━━━━━ DOCUMENTO FUENTE
Solemnidad de la presencia del Señor en las reuniones

 

Si hay algo que todos nosotros conocemos muy bien es la verdad de la presencia del Señor en las reuniones de los santos. Él es fiel a su promesa: “Donde están dos o tres congregados en mi nombre, allí estoy yo en medio de ellos” (Mateo 18:20). Pero el conocimiento de una verdad y su realización práctica son dos cosas muy diferentes: ¿no es cierto que, reunidos alrededor de Él, sólo gozamos de su presencia en una muy débil medida? Sin duda Él nos concede ese gozo —algunas veces más intensamente que otras— pues su gracia es infinita; pero muy a menudo perdemos de vista lo que significa la expresión: “Allí estoy yo.” ¿Acaso podríamos reunirnos alguna vez sin oír resonar en nuestros oídos estas palabras?
━━━━━━━━━━
ENUNCIADO 1
Reduzca a una lista breve el párrafo del texto sobre la presencia del Señor en las reuniones que comienza con «Si hay algo que todos nosotros conocemos», conservando sus ideas principales.
ENUNCIADO 2
Prosiga el texto sobre la presencia del Señor en las reuniones a partir de su última oración.
Las líneas que vienen a continuación constituyen un material independiente del documento.
━━━━━ INFORMACIÓN MOSTRADA
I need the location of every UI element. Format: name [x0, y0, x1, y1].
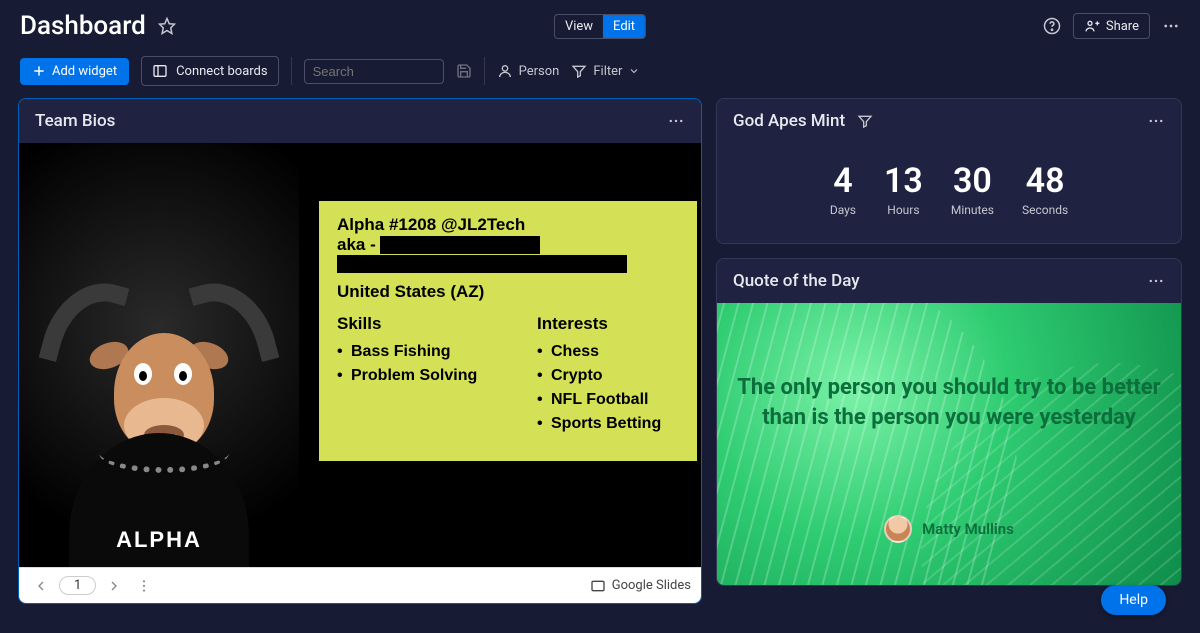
━━━━━━━━━━
RESPUESTA ESCRITA 1
- Todos conocemos muy bien la verdad de la presencia del Señor en las reuniones de los santos.
- Él es fiel a su promesa de Mateo 18:20: donde dos o tres están congregados en su nombre, Él está en medio de ellos.
- Conocer una verdad y realizarla en la práctica son dos cosas muy diferentes.
- Reunidos alrededor de Él, sólo gozamos de su presencia en una medida muy débil.
- Por su gracia infinita, Él concede ese gozo, a veces con más intensidad que otras.
- Muy a menudo perdemos de vista lo que significa «Allí estoy yo».
- El párrafo plantea si podríamos reunirnos alguna vez sin oír resonar esas palabras.

RESPUESTA ESCRITA 2
La mayoría de las veces, nuestra actitud en las reuniones sería muy diferente si pudiéramos ver al Señor con los ojos de la carne. ¡Con qué respeto entraríamos al lugar donde está su presencia! ¡Qué santo temor sentiríamos! ¡Cómo temblaríamos antes de ejercer alguna acción en una reunión! ¡Qué atención prestaríamos constantemente para escuchar lo que Él quiere decirnos por medio de la Palabra y el ministerio del Espíritu! Pero, el hecho de que podamos verlo solamente con los ojos de la fe, ¿será un motivo para que nuestra actitud no sea la correcta en el lugar donde Él está? Cada uno de nosotros, ejercitado delante de Dios al respecto, podrá responder a esta pregunta.

 

¿Hemos considerado la conducta de los hombres de Dios, de los cuales nos hablan las Escrituras, cuando se encontraban en la presencia de Jehová? Cuando a Abraham “le apareció Jehová en el encinar de Mamre… se postró en tierra” (Génesis 18:1-2).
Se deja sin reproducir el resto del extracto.